• WRITTEN PROBLEM:
Pull out each line of the data that includes the word "كلام".

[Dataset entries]
"""
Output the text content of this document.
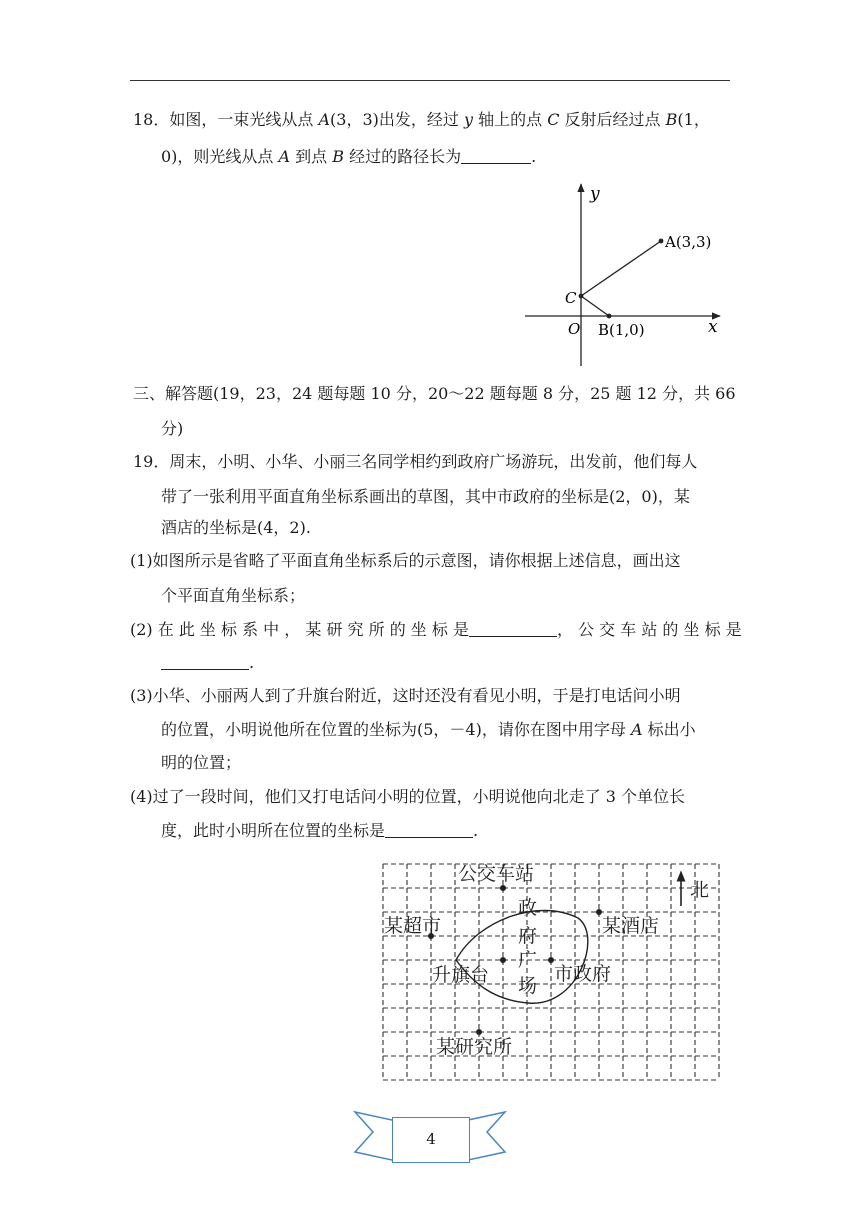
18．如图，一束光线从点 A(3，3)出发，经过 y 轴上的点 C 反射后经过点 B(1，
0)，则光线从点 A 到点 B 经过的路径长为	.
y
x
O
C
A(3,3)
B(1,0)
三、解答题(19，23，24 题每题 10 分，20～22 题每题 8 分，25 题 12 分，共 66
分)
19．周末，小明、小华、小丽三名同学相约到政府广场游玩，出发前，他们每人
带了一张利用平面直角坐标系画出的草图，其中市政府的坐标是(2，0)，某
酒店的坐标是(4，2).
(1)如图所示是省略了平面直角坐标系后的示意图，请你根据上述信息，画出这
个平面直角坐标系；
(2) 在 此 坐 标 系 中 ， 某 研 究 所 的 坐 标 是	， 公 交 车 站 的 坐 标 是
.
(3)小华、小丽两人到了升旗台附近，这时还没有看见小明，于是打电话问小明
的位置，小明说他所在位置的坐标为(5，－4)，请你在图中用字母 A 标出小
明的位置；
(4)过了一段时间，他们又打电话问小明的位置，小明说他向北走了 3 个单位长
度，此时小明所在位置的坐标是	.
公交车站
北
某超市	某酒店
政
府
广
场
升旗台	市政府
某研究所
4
"""
"""
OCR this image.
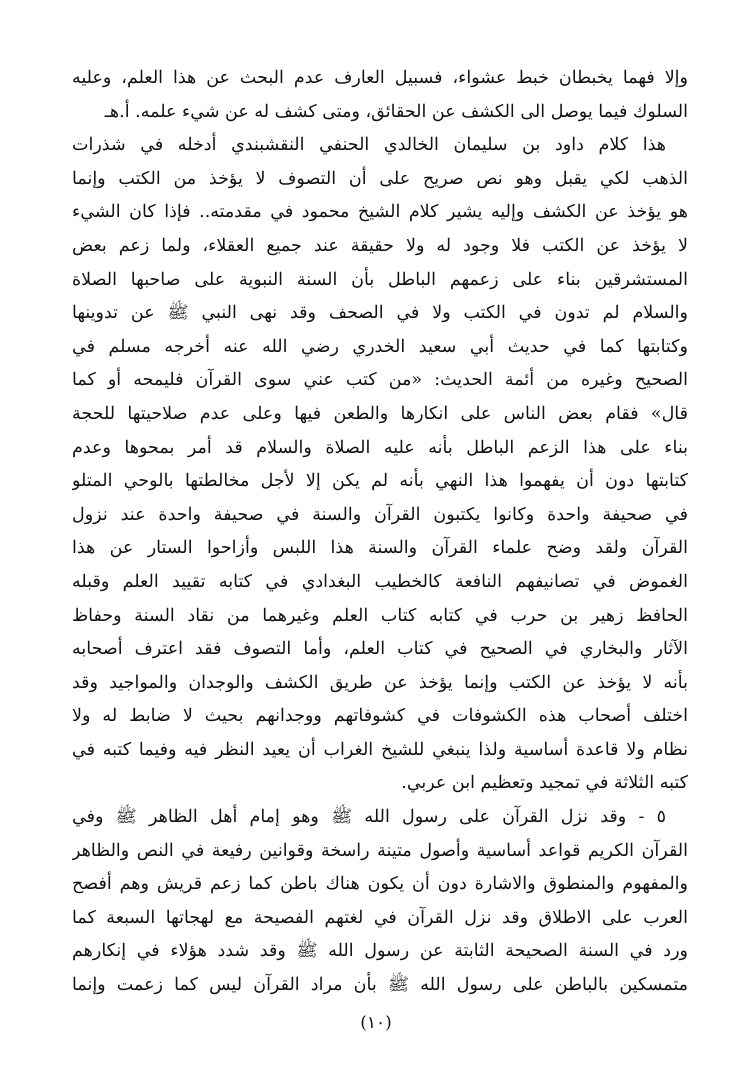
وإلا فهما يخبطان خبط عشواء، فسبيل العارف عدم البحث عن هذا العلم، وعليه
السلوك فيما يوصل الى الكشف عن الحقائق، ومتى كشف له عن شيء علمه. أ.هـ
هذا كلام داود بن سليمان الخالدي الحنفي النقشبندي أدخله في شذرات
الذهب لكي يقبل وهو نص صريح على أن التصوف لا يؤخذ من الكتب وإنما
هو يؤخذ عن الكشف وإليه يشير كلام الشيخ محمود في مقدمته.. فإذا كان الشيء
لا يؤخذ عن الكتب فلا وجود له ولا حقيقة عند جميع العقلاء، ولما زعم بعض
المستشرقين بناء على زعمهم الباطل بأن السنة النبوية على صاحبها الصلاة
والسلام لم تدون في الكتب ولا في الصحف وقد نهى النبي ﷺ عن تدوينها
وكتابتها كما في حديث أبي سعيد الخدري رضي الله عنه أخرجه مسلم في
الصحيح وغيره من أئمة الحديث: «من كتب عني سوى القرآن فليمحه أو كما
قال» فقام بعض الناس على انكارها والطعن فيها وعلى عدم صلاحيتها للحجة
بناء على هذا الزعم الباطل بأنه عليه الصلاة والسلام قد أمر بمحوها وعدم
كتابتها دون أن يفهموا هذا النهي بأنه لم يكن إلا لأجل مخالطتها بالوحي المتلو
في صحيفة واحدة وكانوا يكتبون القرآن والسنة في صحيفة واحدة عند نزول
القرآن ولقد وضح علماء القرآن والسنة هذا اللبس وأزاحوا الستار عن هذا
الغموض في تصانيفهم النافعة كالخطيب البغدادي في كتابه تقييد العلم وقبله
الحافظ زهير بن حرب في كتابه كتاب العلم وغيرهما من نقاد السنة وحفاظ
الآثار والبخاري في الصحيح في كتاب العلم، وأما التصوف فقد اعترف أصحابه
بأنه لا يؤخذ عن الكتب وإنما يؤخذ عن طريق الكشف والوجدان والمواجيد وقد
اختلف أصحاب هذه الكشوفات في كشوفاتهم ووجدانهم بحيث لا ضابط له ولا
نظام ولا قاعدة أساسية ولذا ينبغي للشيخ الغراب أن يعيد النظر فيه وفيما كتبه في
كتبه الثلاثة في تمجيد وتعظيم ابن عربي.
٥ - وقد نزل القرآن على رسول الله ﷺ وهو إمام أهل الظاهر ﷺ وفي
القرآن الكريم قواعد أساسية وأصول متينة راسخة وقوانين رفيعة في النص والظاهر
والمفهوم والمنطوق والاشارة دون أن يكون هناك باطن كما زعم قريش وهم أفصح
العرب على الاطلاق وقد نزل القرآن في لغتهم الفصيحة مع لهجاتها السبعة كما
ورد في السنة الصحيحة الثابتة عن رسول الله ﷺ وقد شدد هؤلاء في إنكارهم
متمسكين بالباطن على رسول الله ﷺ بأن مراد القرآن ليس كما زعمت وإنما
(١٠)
"""
• RESULT:
هذا كلام داود بن سليمان الخالدي الحنفي النقشبندي أدخله في شذرات
هو يؤخذ عن الكشف وإليه يشير كلام الشيخ محمود في مقدمته.. فإذا كان الشيء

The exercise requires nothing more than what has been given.